REQUIREMENTS:
Find and copy every line in the records that includes the string "تجهیزات".

Stored entries:
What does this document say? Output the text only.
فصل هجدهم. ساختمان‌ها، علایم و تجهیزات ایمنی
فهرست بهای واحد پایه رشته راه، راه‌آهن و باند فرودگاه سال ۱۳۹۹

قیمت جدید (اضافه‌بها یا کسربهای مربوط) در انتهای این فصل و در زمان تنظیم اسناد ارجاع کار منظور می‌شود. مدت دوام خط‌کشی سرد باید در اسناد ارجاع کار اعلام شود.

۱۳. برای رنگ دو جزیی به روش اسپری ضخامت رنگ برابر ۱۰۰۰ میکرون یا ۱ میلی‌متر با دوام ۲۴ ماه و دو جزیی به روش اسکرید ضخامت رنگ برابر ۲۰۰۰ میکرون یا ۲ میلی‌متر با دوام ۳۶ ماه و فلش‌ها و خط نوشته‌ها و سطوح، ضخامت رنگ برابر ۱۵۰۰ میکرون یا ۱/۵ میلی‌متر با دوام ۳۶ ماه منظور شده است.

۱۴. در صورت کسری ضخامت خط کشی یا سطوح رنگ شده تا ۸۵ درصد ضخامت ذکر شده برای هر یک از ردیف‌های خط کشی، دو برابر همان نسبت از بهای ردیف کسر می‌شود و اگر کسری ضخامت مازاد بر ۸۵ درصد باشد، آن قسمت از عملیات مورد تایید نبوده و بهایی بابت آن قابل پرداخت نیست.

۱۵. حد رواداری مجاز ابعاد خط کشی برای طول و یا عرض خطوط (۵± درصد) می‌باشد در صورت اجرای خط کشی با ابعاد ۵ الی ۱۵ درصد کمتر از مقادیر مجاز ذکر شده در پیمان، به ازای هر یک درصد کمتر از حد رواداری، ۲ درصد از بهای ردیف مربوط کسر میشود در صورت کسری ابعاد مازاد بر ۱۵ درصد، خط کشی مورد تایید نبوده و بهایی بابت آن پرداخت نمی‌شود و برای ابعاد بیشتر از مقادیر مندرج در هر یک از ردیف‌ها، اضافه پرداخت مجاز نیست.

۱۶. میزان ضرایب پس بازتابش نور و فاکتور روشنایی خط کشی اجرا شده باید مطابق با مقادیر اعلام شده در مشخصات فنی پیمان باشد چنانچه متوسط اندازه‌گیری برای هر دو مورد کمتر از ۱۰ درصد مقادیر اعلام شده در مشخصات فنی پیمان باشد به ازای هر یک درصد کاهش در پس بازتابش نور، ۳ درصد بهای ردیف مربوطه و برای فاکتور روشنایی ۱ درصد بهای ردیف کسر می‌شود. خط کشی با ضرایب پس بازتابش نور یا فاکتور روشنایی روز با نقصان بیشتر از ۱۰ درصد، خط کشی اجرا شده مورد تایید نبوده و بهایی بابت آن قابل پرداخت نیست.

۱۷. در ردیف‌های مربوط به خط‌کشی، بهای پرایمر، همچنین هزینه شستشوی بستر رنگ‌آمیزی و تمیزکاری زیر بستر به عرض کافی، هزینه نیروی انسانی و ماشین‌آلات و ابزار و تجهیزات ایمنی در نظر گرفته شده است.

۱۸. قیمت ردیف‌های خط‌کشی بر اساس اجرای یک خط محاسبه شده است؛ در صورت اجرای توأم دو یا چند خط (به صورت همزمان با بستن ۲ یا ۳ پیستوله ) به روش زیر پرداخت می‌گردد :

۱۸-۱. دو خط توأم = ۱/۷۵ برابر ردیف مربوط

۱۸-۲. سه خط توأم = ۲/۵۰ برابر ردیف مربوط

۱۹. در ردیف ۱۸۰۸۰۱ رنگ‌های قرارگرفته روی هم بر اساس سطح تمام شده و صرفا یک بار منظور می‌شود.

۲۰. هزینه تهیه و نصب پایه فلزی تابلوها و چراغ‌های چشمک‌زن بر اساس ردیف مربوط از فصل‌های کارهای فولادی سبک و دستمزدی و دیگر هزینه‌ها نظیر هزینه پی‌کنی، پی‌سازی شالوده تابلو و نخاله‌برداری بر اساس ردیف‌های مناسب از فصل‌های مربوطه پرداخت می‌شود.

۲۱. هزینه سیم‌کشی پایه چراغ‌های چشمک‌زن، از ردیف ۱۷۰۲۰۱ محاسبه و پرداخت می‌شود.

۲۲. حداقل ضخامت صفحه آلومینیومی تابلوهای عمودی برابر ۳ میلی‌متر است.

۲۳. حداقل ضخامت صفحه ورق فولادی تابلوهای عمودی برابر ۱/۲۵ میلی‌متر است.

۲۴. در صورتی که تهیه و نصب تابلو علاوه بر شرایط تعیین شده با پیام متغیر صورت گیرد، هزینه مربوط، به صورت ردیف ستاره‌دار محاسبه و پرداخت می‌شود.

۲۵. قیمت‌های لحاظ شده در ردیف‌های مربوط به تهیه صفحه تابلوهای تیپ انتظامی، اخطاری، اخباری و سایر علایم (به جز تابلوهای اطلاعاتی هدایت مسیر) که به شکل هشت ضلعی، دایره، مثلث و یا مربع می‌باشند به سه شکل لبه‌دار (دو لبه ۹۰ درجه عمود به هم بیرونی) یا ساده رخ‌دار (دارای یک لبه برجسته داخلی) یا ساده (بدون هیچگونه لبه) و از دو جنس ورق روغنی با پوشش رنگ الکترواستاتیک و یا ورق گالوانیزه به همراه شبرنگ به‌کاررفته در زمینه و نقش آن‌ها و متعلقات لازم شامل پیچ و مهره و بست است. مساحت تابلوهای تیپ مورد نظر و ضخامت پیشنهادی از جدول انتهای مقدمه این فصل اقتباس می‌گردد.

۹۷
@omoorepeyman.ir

--

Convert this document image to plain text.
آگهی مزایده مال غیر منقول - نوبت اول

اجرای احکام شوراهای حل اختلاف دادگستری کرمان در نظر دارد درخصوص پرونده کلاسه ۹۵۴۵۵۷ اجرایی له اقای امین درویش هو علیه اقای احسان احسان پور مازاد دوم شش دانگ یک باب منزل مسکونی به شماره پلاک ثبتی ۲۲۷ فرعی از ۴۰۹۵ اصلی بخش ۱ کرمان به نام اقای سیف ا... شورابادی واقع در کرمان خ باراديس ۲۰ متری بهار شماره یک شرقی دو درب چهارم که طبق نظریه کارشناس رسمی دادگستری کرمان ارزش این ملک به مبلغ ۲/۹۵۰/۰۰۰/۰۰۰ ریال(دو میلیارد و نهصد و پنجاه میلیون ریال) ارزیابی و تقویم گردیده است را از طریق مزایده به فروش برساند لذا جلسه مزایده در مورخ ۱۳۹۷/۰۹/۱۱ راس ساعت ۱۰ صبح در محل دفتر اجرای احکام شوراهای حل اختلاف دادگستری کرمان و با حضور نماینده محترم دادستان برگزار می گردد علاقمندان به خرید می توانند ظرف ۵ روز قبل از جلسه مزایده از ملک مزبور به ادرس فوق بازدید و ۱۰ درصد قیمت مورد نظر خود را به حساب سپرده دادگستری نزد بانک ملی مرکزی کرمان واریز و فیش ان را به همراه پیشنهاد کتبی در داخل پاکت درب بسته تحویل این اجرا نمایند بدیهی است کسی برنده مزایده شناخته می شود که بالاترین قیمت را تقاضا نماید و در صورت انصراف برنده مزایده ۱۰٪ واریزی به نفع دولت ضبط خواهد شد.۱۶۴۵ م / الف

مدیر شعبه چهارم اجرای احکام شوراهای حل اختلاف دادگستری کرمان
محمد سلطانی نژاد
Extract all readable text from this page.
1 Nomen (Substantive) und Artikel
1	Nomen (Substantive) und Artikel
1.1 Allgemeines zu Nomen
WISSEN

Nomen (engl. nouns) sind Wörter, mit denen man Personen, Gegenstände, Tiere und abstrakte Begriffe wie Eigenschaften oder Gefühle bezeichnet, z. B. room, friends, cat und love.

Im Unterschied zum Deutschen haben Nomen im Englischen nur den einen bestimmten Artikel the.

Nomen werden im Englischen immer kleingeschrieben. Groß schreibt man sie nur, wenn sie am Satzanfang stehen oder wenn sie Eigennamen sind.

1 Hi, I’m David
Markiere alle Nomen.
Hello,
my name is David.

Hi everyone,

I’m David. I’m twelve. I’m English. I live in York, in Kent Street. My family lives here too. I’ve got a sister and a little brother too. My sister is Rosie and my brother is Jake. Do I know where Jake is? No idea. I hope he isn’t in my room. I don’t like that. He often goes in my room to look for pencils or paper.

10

THE RESULT:
فصل هجدهم. ساختمان‌ها، علایم و تجهیزات ایمنی
۱۷. در ردیف‌های مربوط به خط‌کشی، بهای پرایمر، همچنین هزینه شستشوی بستر رنگ‌آمیزی و تمیزکاری زیر بستر به عرض کافی، هزینه نیروی انسانی و ماشین‌آلات و ابزار و تجهیزات ایمنی در نظر گرفته شده است.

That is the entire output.